— start MATERIAL PROVIDED —
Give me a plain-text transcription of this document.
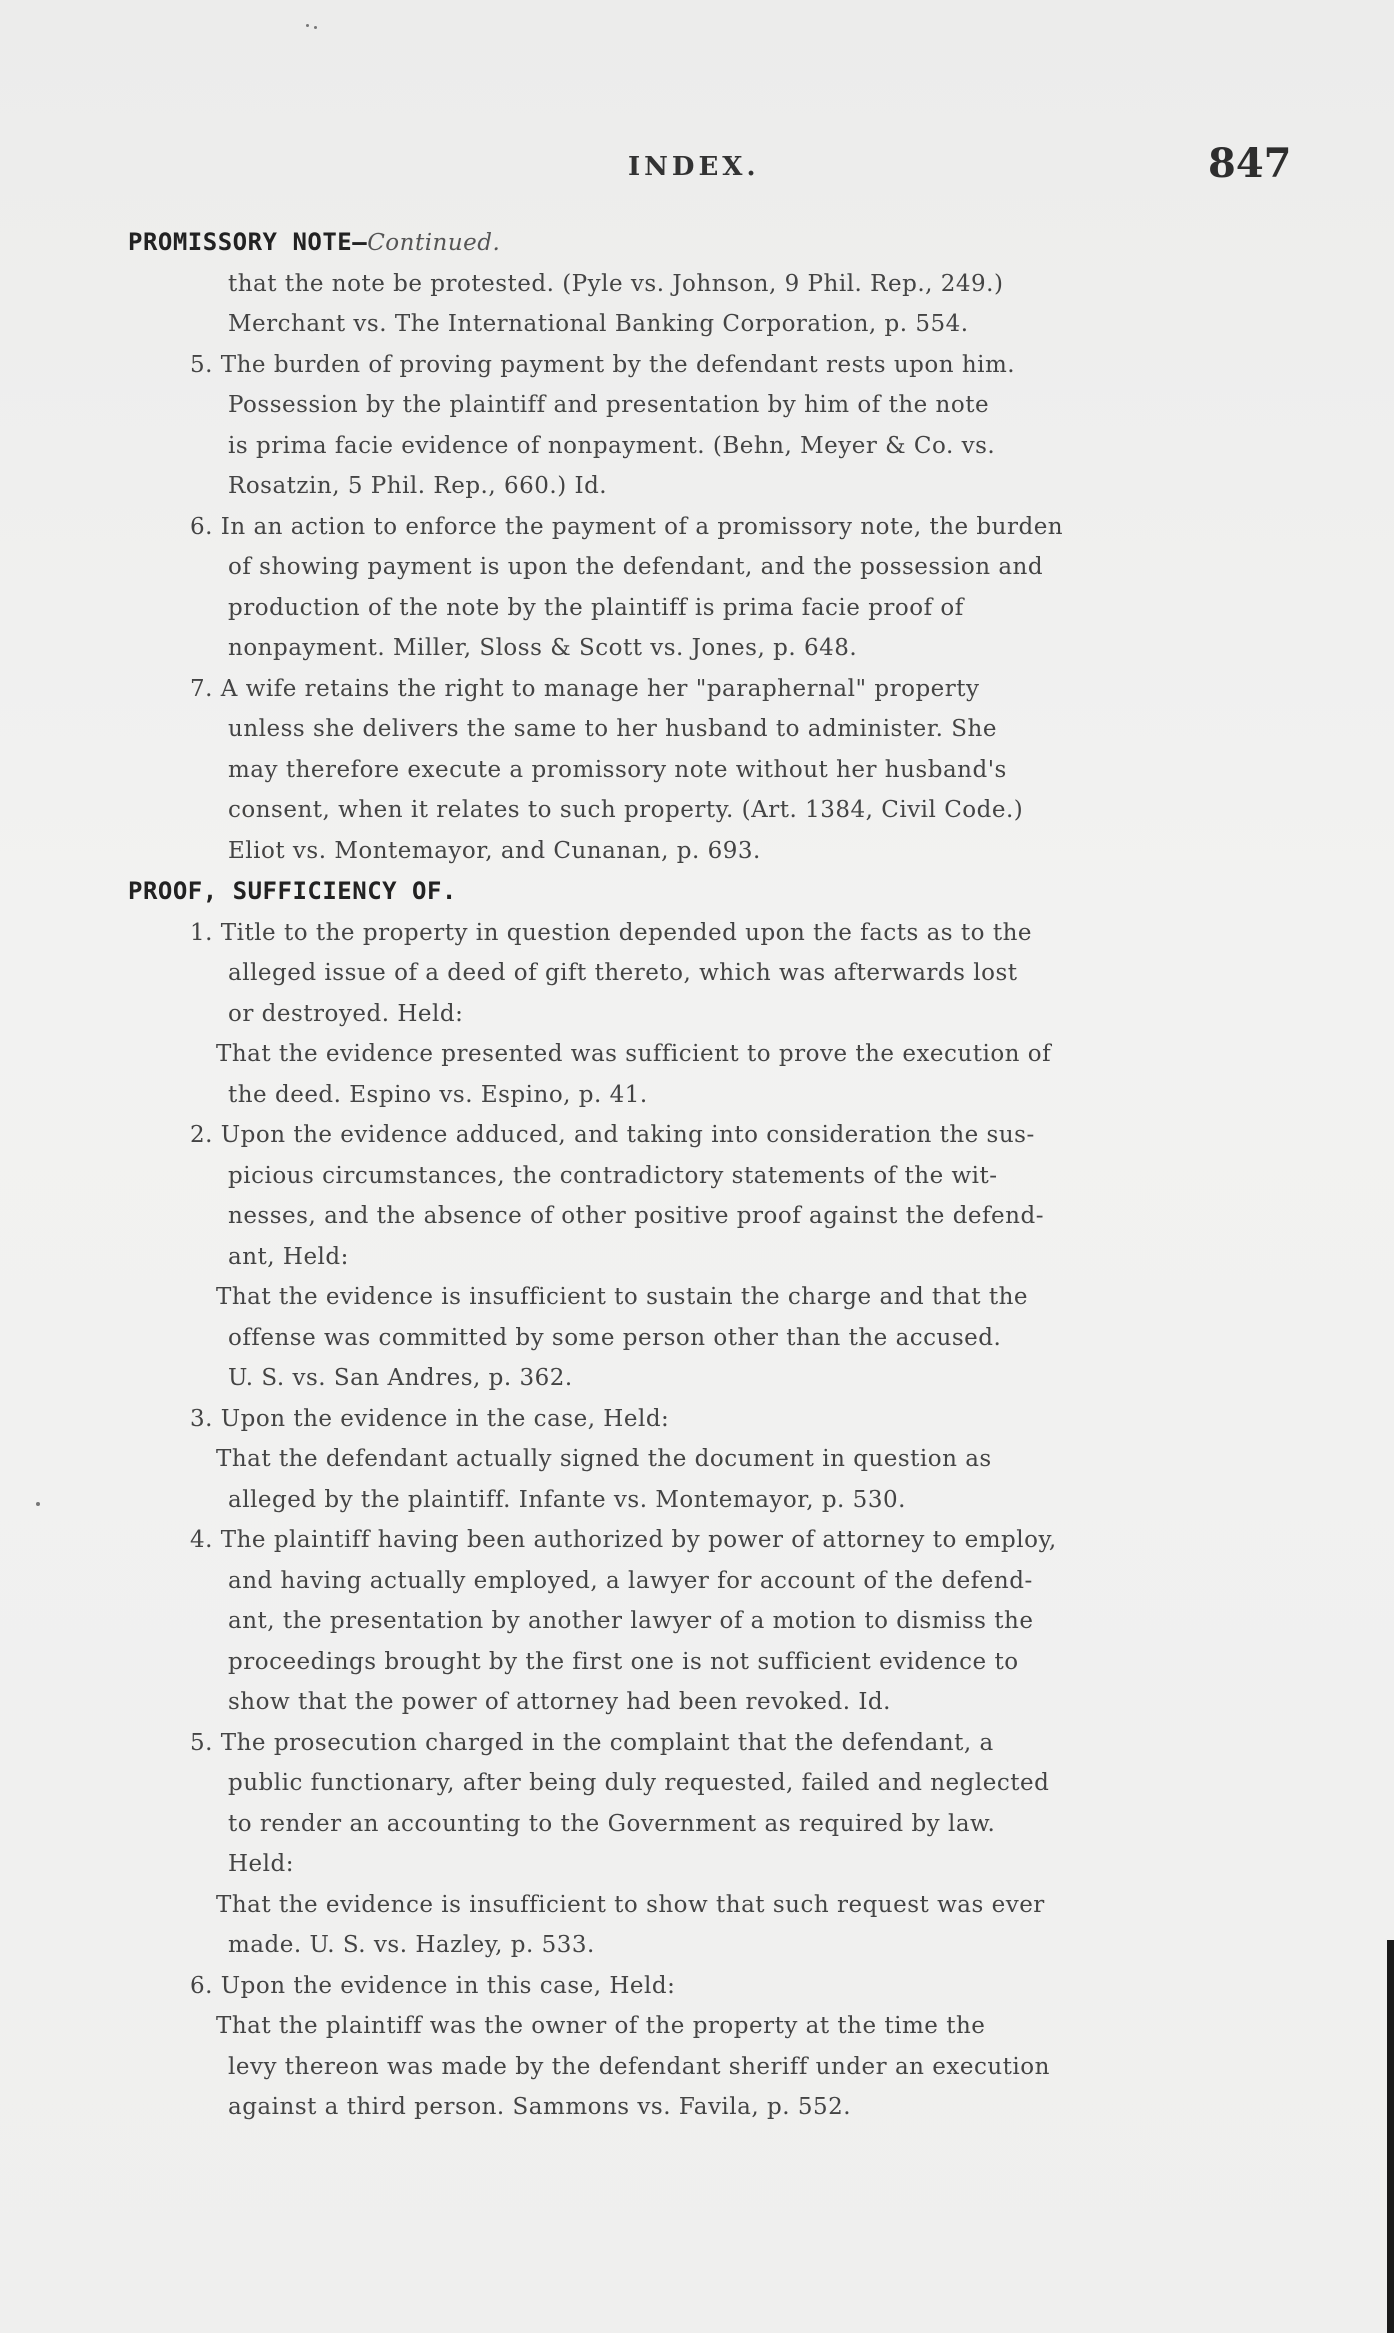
INDEX.	847
PROMISSORY NOTE—Continued.
that the note be protested. (Pyle vs. Johnson, 9 Phil. Rep., 249.)
Merchant vs. The International Banking Corporation, p. 554.
5. The burden of proving payment by the defendant rests upon him.
Possession by the plaintiff and presentation by him of the note
is prima facie evidence of nonpayment. (Behn, Meyer & Co. vs.
Rosatzin, 5 Phil. Rep., 660.) Id.
6. In an action to enforce the payment of a promissory note, the burden
of showing payment is upon the defendant, and the possession and
production of the note by the plaintiff is prima facie proof of
nonpayment. Miller, Sloss & Scott vs. Jones, p. 648.
7. A wife retains the right to manage her "paraphernal" property
unless she delivers the same to her husband to administer. She
may therefore execute a promissory note without her husband's
consent, when it relates to such property. (Art. 1384, Civil Code.)
Eliot vs. Montemayor, and Cunanan, p. 693.
PROOF, SUFFICIENCY OF.
1. Title to the property in question depended upon the facts as to the
alleged issue of a deed of gift thereto, which was afterwards lost
or destroyed. Held:
That the evidence presented was sufficient to prove the execution of
the deed. Espino vs. Espino, p. 41.
2. Upon the evidence adduced, and taking into consideration the sus-
picious circumstances, the contradictory statements of the wit-
nesses, and the absence of other positive proof against the defend-
ant, Held:
That the evidence is insufficient to sustain the charge and that the
offense was committed by some person other than the accused.
U. S. vs. San Andres, p. 362.
3. Upon the evidence in the case, Held:
That the defendant actually signed the document in question as
alleged by the plaintiff. Infante vs. Montemayor, p. 530.
4. The plaintiff having been authorized by power of attorney to employ,
and having actually employed, a lawyer for account of the defend-
ant, the presentation by another lawyer of a motion to dismiss the
proceedings brought by the first one is not sufficient evidence to
show that the power of attorney had been revoked. Id.
5. The prosecution charged in the complaint that the defendant, a
public functionary, after being duly requested, failed and neglected
to render an accounting to the Government as required by law.
Held:
That the evidence is insufficient to show that such request was ever
made. U. S. vs. Hazley, p. 533.
6. Upon the evidence in this case, Held:
That the plaintiff was the owner of the property at the time the
levy thereon was made by the defendant sheriff under an execution
against a third person. Sammons vs. Favila, p. 552.
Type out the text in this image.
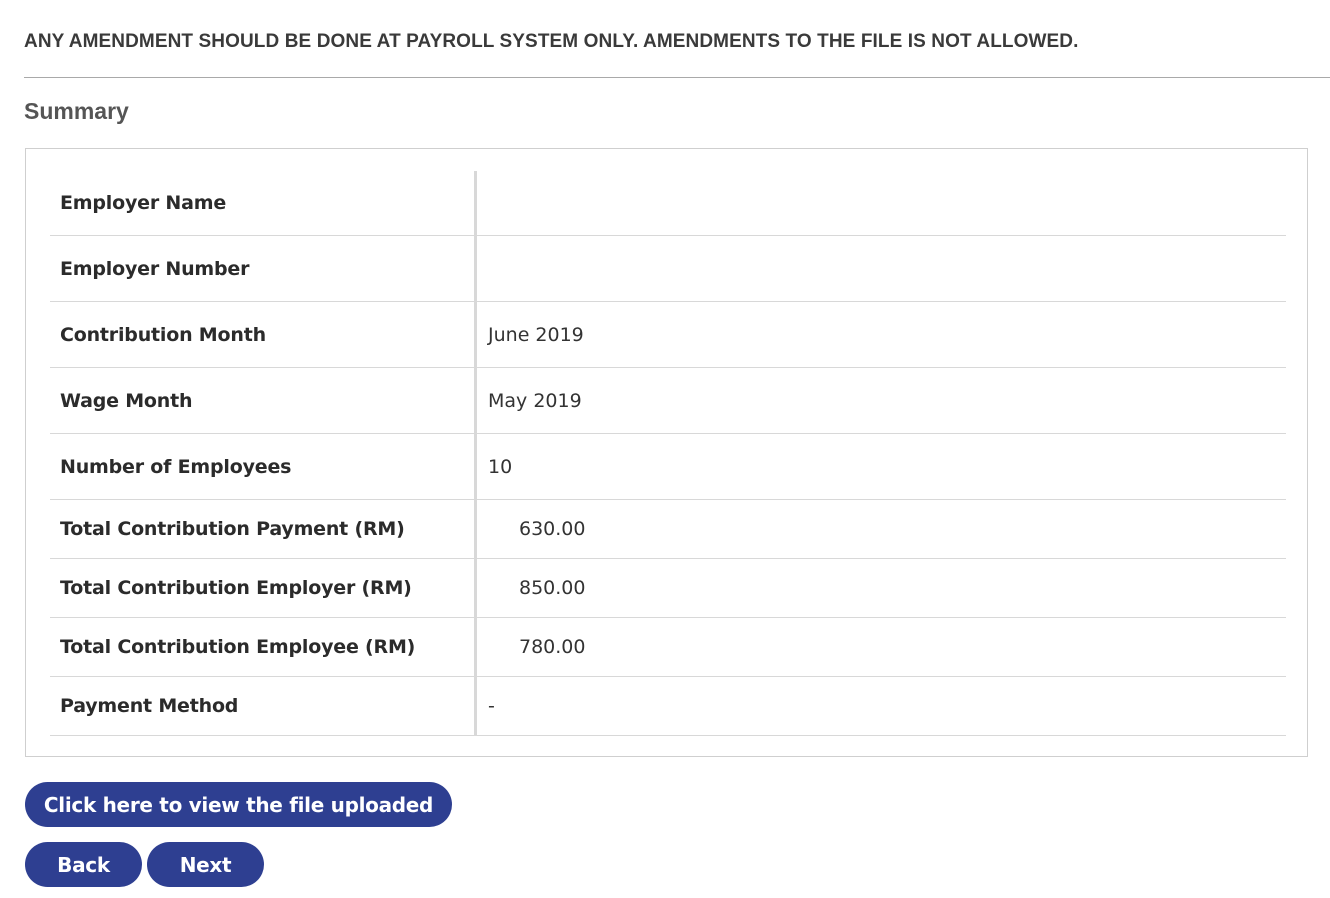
ANY AMENDMENT SHOULD BE DONE AT PAYROLL SYSTEM ONLY. AMENDMENTS TO THE FILE IS NOT ALLOWED.
Summary
Employer Name	
Employer Number	
Contribution Month	June 2019
Wage Month	May 2019
Number of Employees	10
Total Contribution Payment (RM)	630.00
Total Contribution Employer (RM)	850.00
Total Contribution Employee (RM)	780.00
Payment Method	-
Click here to view the file uploaded
Back	Next
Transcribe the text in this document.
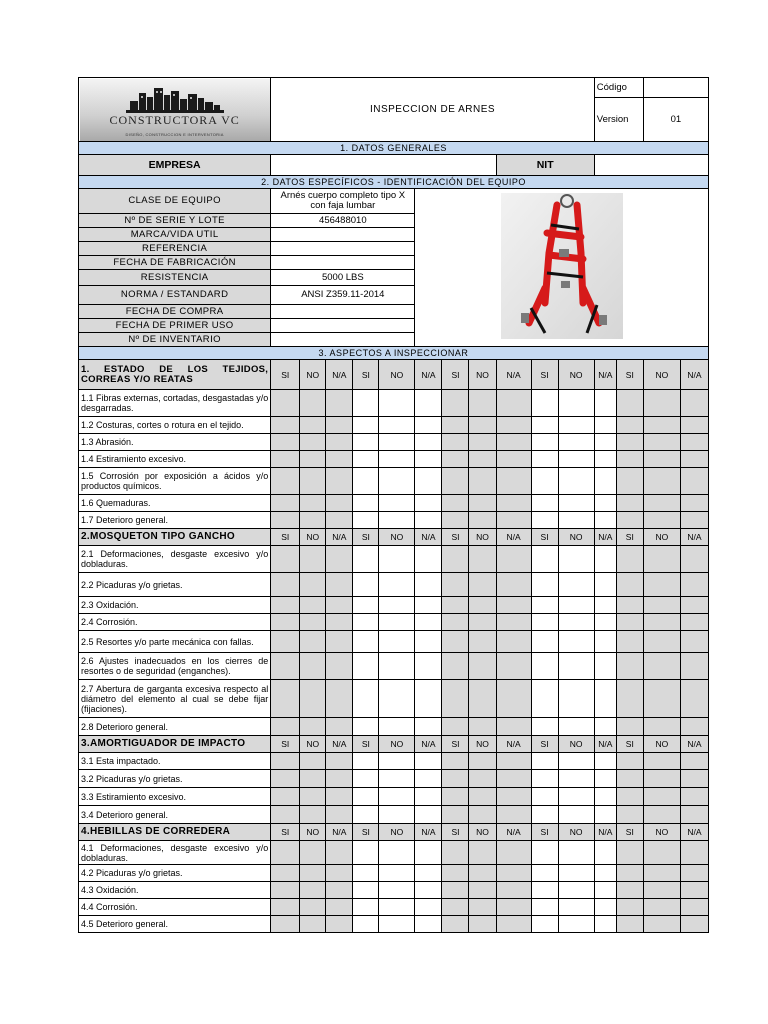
CONSTRUCTORA VC
DISEÑO, CONSTRUCCION E INTERVENTORIA	INSPECCION DE ARNES											Código			
												Version		01	

1. DATOS GENERALES															
EMPRESA									NIT						
2. DATOS ESPECÍFICOS - IDENTIFICACIÓN DEL EQUIPO															
CLASE DE EQUIPO	Arnés cuerpo completo tipo X con faja lumbar	
Nº DE SERIE Y LOTE	456488010														
MARCA/VIDA UTIL															
REFERENCIA															
FECHA DE FABRICACIÓN															
RESISTENCIA	5000 LBS														
NORMA / ESTANDARD	ANSI Z359.11-2014														
FECHA DE COMPRA															
FECHA DE PRIMER USO															
Nº DE INVENTARIO															
3. ASPECTOS A INSPECCIONAR															
1. ESTADO DE LOS TEJIDOS, CORREAS Y/O REATAS	SI	NO	N/A	SI	NO	N/A	SI	NO	N/A	SI	NO	N/A	SI	NO	N/A
1.1 Fibras externas, cortadas, desgastadas y/o desgarradas.															
1.2 Costuras, cortes o rotura en el tejido.															
1.3 Abrasión.															
1.4 Estiramiento excesivo.															
1.5 Corrosión por exposición a ácidos y/o productos químicos.															
1.6 Quemaduras.															
1.7 Deterioro general.															
2.MOSQUETON TIPO GANCHO	SI	NO	N/A	SI	NO	N/A	SI	NO	N/A	SI	NO	N/A	SI	NO	N/A
2.1 Deformaciones, desgaste excesivo y/o dobladuras.															
2.2 Picaduras y/o grietas.															
2.3 Oxidación.															
2.4 Corrosión.															
2.5 Resortes y/o parte mecánica con fallas.															
2.6 Ajustes inadecuados en los cierres de resortes o de seguridad (enganches).															
2.7 Abertura de garganta excesiva respecto al diámetro del elemento al cual se debe fijar (fijaciones).															
2.8 Deterioro general.															
3.AMORTIGUADOR DE IMPACTO	SI	NO	N/A	SI	NO	N/A	SI	NO	N/A	SI	NO	N/A	SI	NO	N/A
3.1 Esta impactado.															
3.2 Picaduras y/o grietas.															
3.3 Estiramiento excesivo.															
3.4 Deterioro general.															
4.HEBILLAS DE CORREDERA	SI	NO	N/A	SI	NO	N/A	SI	NO	N/A	SI	NO	N/A	SI	NO	N/A
4.1 Deformaciones, desgaste excesivo y/o dobladuras.															
4.2 Picaduras y/o grietas.															
4.3 Oxidación.															
4.4 Corrosión.															
4.5 Deterioro general.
— end MATERIAL PROVIDED —
• EXERCISE TASK: Are you able to set down all the lines above exactly, without any pictures?

• RESPONSE TO THE EXERCISE:
Give me a plain-text transcription of this document.
INDEX.	847
PROMISSORY NOTE—Continued.
that the note be protested. (Pyle vs. Johnson, 9 Phil. Rep., 249.)
Merchant vs. The International Banking Corporation, p. 554.
5. The burden of proving payment by the defendant rests upon him.
Possession by the plaintiff and presentation by him of the note
is prima facie evidence of nonpayment. (Behn, Meyer & Co. vs.
Rosatzin, 5 Phil. Rep., 660.) Id.
6. In an action to enforce the payment of a promissory note, the burden
of showing payment is upon the defendant, and the possession and
production of the note by the plaintiff is prima facie proof of
nonpayment. Miller, Sloss & Scott vs. Jones, p. 648.
7. A wife retains the right to manage her "paraphernal" property
unless she delivers the same to her husband to administer. She
may therefore execute a promissory note without her husband's
consent, when it relates to such property. (Art. 1384, Civil Code.)
Eliot vs. Montemayor, and Cunanan, p. 693.
PROOF, SUFFICIENCY OF.
1. Title to the property in question depended upon the facts as to the
alleged issue of a deed of gift thereto, which was afterwards lost
or destroyed. Held:
That the evidence presented was sufficient to prove the execution of
the deed. Espino vs. Espino, p. 41.
2. Upon the evidence adduced, and taking into consideration the sus-
picious circumstances, the contradictory statements of the wit-
nesses, and the absence of other positive proof against the defend-
ant, Held:
That the evidence is insufficient to sustain the charge and that the
offense was committed by some person other than the accused.
U. S. vs. San Andres, p. 362.
3. Upon the evidence in the case, Held:
That the defendant actually signed the document in question as
alleged by the plaintiff. Infante vs. Montemayor, p. 530.
4. The plaintiff having been authorized by power of attorney to employ,
and having actually employed, a lawyer for account of the defend-
ant, the presentation by another lawyer of a motion to dismiss the
proceedings brought by the first one is not sufficient evidence to
show that the power of attorney had been revoked. Id.
5. The prosecution charged in the complaint that the defendant, a
public functionary, after being duly requested, failed and neglected
to render an accounting to the Government as required by law.
Held:
That the evidence is insufficient to show that such request was ever
made. U. S. vs. Hazley, p. 533.
6. Upon the evidence in this case, Held:
That the plaintiff was the owner of the property at the time the
levy thereon was made by the defendant sheriff under an execution
against a third person. Sammons vs. Favila, p. 552.
Type out the text in this image.
ANY AMENDMENT SHOULD BE DONE AT PAYROLL SYSTEM ONLY. AMENDMENTS TO THE FILE IS NOT ALLOWED.
Summary
Employer Name	
Employer Number	
Contribution Month	June 2019
Wage Month	May 2019
Number of Employees	10
Total Contribution Payment (RM)	630.00
Total Contribution Employer (RM)	850.00
Total Contribution Employee (RM)	780.00
Payment Method	-
Click here to view the file uploaded
Back	Next
Transcribe the text in this document.
CONSTRUCTORA VC
DISEÑO, CONSTRUCCION E INTERVENTORIA	INSPECCION DE ARNES											Código			
												Version		01	

1. DATOS GENERALES															
EMPRESA									NIT						
2. DATOS ESPECÍFICOS - IDENTIFICACIÓN DEL EQUIPO															
CLASE DE EQUIPO	Arnés cuerpo completo tipo X con faja lumbar	
Nº DE SERIE Y LOTE	456488010														
MARCA/VIDA UTIL															
REFERENCIA															
FECHA DE FABRICACIÓN															
RESISTENCIA	5000 LBS														
NORMA / ESTANDARD	ANSI Z359.11-2014														
FECHA DE COMPRA															
FECHA DE PRIMER USO															
Nº DE INVENTARIO															
3. ASPECTOS A INSPECCIONAR															
1. ESTADO DE LOS TEJIDOS, CORREAS Y/O REATAS	SI	NO	N/A	SI	NO	N/A	SI	NO	N/A	SI	NO	N/A	SI	NO	N/A
1.1 Fibras externas, cortadas, desgastadas y/o desgarradas.															
1.2 Costuras, cortes o rotura en el tejido.															
1.3 Abrasión.															
1.4 Estiramiento excesivo.															
1.5 Corrosión por exposición a ácidos y/o productos químicos.															
1.6 Quemaduras.															
1.7 Deterioro general.															
2.MOSQUETON TIPO GANCHO	SI	NO	N/A	SI	NO	N/A	SI	NO	N/A	SI	NO	N/A	SI	NO	N/A
2.1 Deformaciones, desgaste excesivo y/o dobladuras.															
2.2 Picaduras y/o grietas.															
2.3 Oxidación.															
2.4 Corrosión.															
2.5 Resortes y/o parte mecánica con fallas.															
2.6 Ajustes inadecuados en los cierres de resortes o de seguridad (enganches).															
2.7 Abertura de garganta excesiva respecto al diámetro del elemento al cual se debe fijar (fijaciones).															
2.8 Deterioro general.															
3.AMORTIGUADOR DE IMPACTO	SI	NO	N/A	SI	NO	N/A	SI	NO	N/A	SI	NO	N/A	SI	NO	N/A
3.1 Esta impactado.															
3.2 Picaduras y/o grietas.															
3.3 Estiramiento excesivo.															
3.4 Deterioro general.															
4.HEBILLAS DE CORREDERA	SI	NO	N/A	SI	NO	N/A	SI	NO	N/A	SI	NO	N/A	SI	NO	N/A
4.1 Deformaciones, desgaste excesivo y/o dobladuras.															
4.2 Picaduras y/o grietas.															
4.3 Oxidación.															
4.4 Corrosión.															
4.5 Deterioro general.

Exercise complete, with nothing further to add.